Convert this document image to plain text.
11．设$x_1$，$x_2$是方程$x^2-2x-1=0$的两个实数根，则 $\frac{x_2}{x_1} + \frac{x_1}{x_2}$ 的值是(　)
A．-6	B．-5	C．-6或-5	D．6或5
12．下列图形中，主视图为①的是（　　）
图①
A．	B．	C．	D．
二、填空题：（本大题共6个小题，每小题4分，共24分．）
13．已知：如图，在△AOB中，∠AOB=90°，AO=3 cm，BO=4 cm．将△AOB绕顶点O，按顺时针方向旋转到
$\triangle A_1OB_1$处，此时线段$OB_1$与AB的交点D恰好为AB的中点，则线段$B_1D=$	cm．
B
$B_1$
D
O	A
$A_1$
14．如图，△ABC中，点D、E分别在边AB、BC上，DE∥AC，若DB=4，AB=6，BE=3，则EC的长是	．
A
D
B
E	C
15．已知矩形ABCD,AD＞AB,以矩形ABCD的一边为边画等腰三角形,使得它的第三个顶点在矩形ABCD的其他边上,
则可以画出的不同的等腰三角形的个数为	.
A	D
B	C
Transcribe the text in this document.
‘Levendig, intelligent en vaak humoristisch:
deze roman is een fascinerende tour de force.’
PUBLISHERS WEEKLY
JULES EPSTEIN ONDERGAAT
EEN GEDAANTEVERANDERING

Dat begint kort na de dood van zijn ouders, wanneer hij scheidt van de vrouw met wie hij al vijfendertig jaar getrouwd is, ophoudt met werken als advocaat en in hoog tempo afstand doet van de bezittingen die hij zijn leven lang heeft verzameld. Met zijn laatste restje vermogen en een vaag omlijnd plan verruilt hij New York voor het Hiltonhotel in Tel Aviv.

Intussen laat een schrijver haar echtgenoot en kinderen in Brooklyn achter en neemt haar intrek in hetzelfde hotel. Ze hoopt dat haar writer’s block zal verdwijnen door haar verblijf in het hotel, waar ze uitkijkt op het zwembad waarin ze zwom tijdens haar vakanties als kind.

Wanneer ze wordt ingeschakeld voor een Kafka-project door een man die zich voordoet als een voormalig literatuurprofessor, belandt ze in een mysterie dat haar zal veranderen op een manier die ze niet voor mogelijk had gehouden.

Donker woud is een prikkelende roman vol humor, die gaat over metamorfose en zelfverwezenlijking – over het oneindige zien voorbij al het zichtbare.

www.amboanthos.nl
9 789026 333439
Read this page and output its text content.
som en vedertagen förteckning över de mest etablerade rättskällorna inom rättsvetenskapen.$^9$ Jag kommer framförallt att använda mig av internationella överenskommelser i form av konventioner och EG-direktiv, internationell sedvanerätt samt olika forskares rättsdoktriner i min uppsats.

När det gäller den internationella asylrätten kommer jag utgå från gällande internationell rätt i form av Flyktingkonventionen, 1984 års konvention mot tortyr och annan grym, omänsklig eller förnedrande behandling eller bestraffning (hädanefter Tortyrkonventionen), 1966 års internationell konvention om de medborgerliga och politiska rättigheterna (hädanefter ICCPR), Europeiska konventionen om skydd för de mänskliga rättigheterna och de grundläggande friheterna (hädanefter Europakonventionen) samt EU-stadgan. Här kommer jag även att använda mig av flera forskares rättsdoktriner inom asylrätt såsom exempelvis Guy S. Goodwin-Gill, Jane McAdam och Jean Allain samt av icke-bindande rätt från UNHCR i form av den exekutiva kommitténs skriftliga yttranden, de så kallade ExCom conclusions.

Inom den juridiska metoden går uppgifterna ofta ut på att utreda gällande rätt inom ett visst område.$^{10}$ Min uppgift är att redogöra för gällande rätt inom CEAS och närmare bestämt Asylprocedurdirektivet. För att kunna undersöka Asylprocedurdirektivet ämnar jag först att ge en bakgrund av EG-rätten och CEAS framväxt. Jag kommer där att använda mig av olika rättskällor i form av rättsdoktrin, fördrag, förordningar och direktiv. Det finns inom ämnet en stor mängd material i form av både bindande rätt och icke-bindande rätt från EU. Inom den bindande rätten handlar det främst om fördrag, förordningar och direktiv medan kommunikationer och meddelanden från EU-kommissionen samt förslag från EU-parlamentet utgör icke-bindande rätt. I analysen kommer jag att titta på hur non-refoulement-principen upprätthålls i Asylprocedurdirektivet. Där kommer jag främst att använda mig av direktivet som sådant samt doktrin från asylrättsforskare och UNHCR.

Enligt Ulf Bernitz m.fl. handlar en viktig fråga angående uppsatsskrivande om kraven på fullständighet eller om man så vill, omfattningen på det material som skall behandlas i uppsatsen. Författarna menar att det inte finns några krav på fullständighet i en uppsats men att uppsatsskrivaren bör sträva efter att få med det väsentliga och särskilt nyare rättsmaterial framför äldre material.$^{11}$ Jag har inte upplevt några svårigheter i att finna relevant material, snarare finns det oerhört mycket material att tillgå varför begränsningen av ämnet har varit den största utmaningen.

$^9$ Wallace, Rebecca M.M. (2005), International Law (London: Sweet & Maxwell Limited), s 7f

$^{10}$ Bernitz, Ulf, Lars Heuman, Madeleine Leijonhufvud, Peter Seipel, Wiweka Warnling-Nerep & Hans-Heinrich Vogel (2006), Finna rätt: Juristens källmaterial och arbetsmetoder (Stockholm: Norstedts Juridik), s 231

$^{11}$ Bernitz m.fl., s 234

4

■ ■ ■

* **Problem to work on**
Produce an exact copy of every entry above.

* **Full solution**
Convert this document image to plain text.
11．设$x_1$，$x_2$是方程$x^2-2x-1=0$的两个实数根，则 $\frac{x_2}{x_1} + \frac{x_1}{x_2}$ 的值是(　)
A．-6	B．-5	C．-6或-5	D．6或5
12．下列图形中，主视图为①的是（　　）
图①
A．	B．	C．	D．
二、填空题：（本大题共6个小题，每小题4分，共24分．）
13．已知：如图，在△AOB中，∠AOB=90°，AO=3 cm，BO=4 cm．将△AOB绕顶点O，按顺时针方向旋转到
$\triangle A_1OB_1$处，此时线段$OB_1$与AB的交点D恰好为AB的中点，则线段$B_1D=$	cm．
B
$B_1$
D
O	A
$A_1$
14．如图，△ABC中，点D、E分别在边AB、BC上，DE∥AC，若DB=4，AB=6，BE=3，则EC的长是	．
A
D
B
E	C
15．已知矩形ABCD,AD＞AB,以矩形ABCD的一边为边画等腰三角形,使得它的第三个顶点在矩形ABCD的其他边上,
则可以画出的不同的等腰三角形的个数为	.
A	D
B	C
Transcribe the text in this document.
‘Levendig, intelligent en vaak humoristisch:
deze roman is een fascinerende tour de force.’
PUBLISHERS WEEKLY
JULES EPSTEIN ONDERGAAT
EEN GEDAANTEVERANDERING

Dat begint kort na de dood van zijn ouders, wanneer hij scheidt van de vrouw met wie hij al vijfendertig jaar getrouwd is, ophoudt met werken als advocaat en in hoog tempo afstand doet van de bezittingen die hij zijn leven lang heeft verzameld. Met zijn laatste restje vermogen en een vaag omlijnd plan verruilt hij New York voor het Hiltonhotel in Tel Aviv.

Intussen laat een schrijver haar echtgenoot en kinderen in Brooklyn achter en neemt haar intrek in hetzelfde hotel. Ze hoopt dat haar writer’s block zal verdwijnen door haar verblijf in het hotel, waar ze uitkijkt op het zwembad waarin ze zwom tijdens haar vakanties als kind.

Wanneer ze wordt ingeschakeld voor een Kafka-project door een man die zich voordoet als een voormalig literatuurprofessor, belandt ze in een mysterie dat haar zal veranderen op een manier die ze niet voor mogelijk had gehouden.

Donker woud is een prikkelende roman vol humor, die gaat over metamorfose en zelfverwezenlijking – over het oneindige zien voorbij al het zichtbare.

www.amboanthos.nl
9 789026 333439
Read this page and output its text content.
som en vedertagen förteckning över de mest etablerade rättskällorna inom rättsvetenskapen.$^9$ Jag kommer framförallt att använda mig av internationella överenskommelser i form av konventioner och EG-direktiv, internationell sedvanerätt samt olika forskares rättsdoktriner i min uppsats.

När det gäller den internationella asylrätten kommer jag utgå från gällande internationell rätt i form av Flyktingkonventionen, 1984 års konvention mot tortyr och annan grym, omänsklig eller förnedrande behandling eller bestraffning (hädanefter Tortyrkonventionen), 1966 års internationell konvention om de medborgerliga och politiska rättigheterna (hädanefter ICCPR), Europeiska konventionen om skydd för de mänskliga rättigheterna och de grundläggande friheterna (hädanefter Europakonventionen) samt EU-stadgan. Här kommer jag även att använda mig av flera forskares rättsdoktriner inom asylrätt såsom exempelvis Guy S. Goodwin-Gill, Jane McAdam och Jean Allain samt av icke-bindande rätt från UNHCR i form av den exekutiva kommitténs skriftliga yttranden, de så kallade ExCom conclusions.

Inom den juridiska metoden går uppgifterna ofta ut på att utreda gällande rätt inom ett visst område.$^{10}$ Min uppgift är att redogöra för gällande rätt inom CEAS och närmare bestämt Asylprocedurdirektivet. För att kunna undersöka Asylprocedurdirektivet ämnar jag först att ge en bakgrund av EG-rätten och CEAS framväxt. Jag kommer där att använda mig av olika rättskällor i form av rättsdoktrin, fördrag, förordningar och direktiv. Det finns inom ämnet en stor mängd material i form av både bindande rätt och icke-bindande rätt från EU. Inom den bindande rätten handlar det främst om fördrag, förordningar och direktiv medan kommunikationer och meddelanden från EU-kommissionen samt förslag från EU-parlamentet utgör icke-bindande rätt. I analysen kommer jag att titta på hur non-refoulement-principen upprätthålls i Asylprocedurdirektivet. Där kommer jag främst att använda mig av direktivet som sådant samt doktrin från asylrättsforskare och UNHCR.

Enligt Ulf Bernitz m.fl. handlar en viktig fråga angående uppsatsskrivande om kraven på fullständighet eller om man så vill, omfattningen på det material som skall behandlas i uppsatsen. Författarna menar att det inte finns några krav på fullständighet i en uppsats men att uppsatsskrivaren bör sträva efter att få med det väsentliga och särskilt nyare rättsmaterial framför äldre material.$^{11}$ Jag har inte upplevt några svårigheter i att finna relevant material, snarare finns det oerhört mycket material att tillgå varför begränsningen av ämnet har varit den största utmaningen.

$^9$ Wallace, Rebecca M.M. (2005), International Law (London: Sweet & Maxwell Limited), s 7f

$^{10}$ Bernitz, Ulf, Lars Heuman, Madeleine Leijonhufvud, Peter Seipel, Wiweka Warnling-Nerep & Hans-Heinrich Vogel (2006), Finna rätt: Juristens källmaterial och arbetsmetoder (Stockholm: Norstedts Juridik), s 231

$^{11}$ Bernitz m.fl., s 234

4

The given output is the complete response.